━━━ Exercise text

This function compares multiple CBC designs across key quality metrics including D-error, balance, overlap, and structural characteristics. Useful for evaluating different design methods or parameter settings.
Arguments
- ...
Any number of
cbc_design
objects to compare, separated by commas. Can be named for clearer output (e.g.,random = design1, stochastic = design2
).- metrics
Character vector specifying which metrics to compare. Options: "structure", "efficiency", "balance", "overlap", or "all" (default). Can specify multiple:
c("efficiency", "balance")
- sort_by
Character. Metric to sort designs by. Options: "d_error" (default), "balance", "overlap", "profiles_used", "generation_time", or "none"

━━━━━━
━━━ Data extracts

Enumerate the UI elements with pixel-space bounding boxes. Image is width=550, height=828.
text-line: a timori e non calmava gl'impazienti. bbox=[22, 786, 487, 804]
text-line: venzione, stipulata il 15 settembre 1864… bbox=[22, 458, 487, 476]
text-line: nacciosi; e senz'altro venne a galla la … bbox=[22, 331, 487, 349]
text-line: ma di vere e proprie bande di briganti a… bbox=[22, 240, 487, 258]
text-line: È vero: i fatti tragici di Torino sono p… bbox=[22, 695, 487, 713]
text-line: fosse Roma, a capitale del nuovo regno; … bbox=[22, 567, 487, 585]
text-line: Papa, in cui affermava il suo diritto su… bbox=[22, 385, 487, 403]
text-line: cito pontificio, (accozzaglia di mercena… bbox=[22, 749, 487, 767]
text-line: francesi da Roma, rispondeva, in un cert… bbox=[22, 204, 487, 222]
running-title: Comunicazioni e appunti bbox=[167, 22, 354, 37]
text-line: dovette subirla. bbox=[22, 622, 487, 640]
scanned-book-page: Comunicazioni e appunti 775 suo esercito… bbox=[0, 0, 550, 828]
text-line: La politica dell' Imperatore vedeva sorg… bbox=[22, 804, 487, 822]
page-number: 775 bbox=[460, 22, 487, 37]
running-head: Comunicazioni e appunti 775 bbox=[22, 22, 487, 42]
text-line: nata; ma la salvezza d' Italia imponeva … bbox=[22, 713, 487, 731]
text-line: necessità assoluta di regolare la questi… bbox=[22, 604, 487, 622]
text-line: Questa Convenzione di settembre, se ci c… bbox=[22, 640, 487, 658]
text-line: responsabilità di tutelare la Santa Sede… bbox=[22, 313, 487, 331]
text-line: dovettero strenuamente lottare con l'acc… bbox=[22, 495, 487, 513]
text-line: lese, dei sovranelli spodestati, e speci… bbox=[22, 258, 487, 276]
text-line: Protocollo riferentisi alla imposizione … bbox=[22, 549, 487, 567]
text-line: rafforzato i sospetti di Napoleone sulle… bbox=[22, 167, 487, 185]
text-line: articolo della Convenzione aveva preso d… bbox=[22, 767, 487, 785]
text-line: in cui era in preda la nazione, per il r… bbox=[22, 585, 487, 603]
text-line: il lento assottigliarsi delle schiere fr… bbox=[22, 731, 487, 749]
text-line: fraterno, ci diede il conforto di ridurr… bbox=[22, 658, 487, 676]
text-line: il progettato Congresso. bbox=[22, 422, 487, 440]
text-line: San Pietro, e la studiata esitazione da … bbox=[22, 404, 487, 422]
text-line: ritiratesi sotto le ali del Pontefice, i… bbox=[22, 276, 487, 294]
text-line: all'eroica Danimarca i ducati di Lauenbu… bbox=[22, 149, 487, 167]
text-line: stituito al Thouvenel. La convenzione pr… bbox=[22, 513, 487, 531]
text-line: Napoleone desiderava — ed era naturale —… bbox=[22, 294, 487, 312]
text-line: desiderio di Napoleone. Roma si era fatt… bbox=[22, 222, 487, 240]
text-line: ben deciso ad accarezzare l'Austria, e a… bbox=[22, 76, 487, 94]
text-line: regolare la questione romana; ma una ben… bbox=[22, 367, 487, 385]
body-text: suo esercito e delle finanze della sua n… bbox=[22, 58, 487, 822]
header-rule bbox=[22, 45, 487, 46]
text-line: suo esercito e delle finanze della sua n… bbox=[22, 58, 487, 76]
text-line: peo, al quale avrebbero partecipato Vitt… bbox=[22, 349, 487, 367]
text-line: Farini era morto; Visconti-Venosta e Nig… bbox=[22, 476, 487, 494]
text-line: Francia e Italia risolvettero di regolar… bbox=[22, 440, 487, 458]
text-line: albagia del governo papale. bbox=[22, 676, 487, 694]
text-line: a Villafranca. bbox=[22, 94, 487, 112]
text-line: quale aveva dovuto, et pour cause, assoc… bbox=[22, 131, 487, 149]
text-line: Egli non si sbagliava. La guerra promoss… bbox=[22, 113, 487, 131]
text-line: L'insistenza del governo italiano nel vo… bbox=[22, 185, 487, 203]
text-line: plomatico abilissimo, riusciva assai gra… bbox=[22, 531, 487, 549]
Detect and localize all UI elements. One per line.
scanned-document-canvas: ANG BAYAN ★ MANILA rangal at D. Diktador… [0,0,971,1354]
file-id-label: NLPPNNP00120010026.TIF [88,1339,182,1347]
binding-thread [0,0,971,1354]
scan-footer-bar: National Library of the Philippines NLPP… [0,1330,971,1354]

━━━━━━

▶ Problem statement
Answer these questions about the text on comparing CBC designs:
1. How are the design objects to compare separated?
2. What is the default setting for metrics?
3. What is the default metric for sorting designs?

▶ Solved problem
1. By commas.
2. "all"
3. "d_error"